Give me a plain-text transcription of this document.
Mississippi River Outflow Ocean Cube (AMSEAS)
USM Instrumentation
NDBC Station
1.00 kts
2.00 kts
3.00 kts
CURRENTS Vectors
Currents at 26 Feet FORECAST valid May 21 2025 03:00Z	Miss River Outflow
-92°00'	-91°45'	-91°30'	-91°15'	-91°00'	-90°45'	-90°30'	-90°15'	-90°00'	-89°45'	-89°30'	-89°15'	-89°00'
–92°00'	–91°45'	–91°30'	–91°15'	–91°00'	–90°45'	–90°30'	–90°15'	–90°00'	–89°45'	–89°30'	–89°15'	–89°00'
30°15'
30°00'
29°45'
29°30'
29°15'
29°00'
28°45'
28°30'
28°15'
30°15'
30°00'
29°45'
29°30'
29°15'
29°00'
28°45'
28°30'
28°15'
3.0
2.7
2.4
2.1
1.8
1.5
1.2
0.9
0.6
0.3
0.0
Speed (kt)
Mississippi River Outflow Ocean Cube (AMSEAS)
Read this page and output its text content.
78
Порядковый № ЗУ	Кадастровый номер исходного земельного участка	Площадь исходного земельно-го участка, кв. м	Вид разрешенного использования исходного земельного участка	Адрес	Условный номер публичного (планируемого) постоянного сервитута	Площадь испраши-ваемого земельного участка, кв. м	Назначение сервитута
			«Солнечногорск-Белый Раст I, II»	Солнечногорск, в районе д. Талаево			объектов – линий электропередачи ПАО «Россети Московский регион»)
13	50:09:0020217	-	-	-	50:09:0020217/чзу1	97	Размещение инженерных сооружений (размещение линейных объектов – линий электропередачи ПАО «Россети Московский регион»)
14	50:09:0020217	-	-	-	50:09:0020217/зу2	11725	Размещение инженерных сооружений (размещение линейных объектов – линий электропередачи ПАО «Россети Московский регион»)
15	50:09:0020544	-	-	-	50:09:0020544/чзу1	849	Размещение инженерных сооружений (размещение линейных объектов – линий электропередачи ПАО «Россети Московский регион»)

◆ ◆ ◆ ◆

**Task requirements**. Find the lines containing "инженерных" and list every one of them.

**The reply**.
13	50:09:0020217	-	-	-	50:09:0020217/чзу1	97	Размещение инженерных сооружений (размещение линейных объектов – линий электропередачи ПАО «Россети Московский регион»)
14	50:09:0020217	-	-	-	50:09:0020217/зу2	11725	Размещение инженерных сооружений (размещение линейных объектов – линий электропередачи ПАО «Россети Московский регион»)
15	50:09:0020544	-	-	-	50:09:0020544/чзу1	849	Размещение инженерных сооружений (размещение линейных объектов – линий электропередачи ПАО «Россети Московский регион»)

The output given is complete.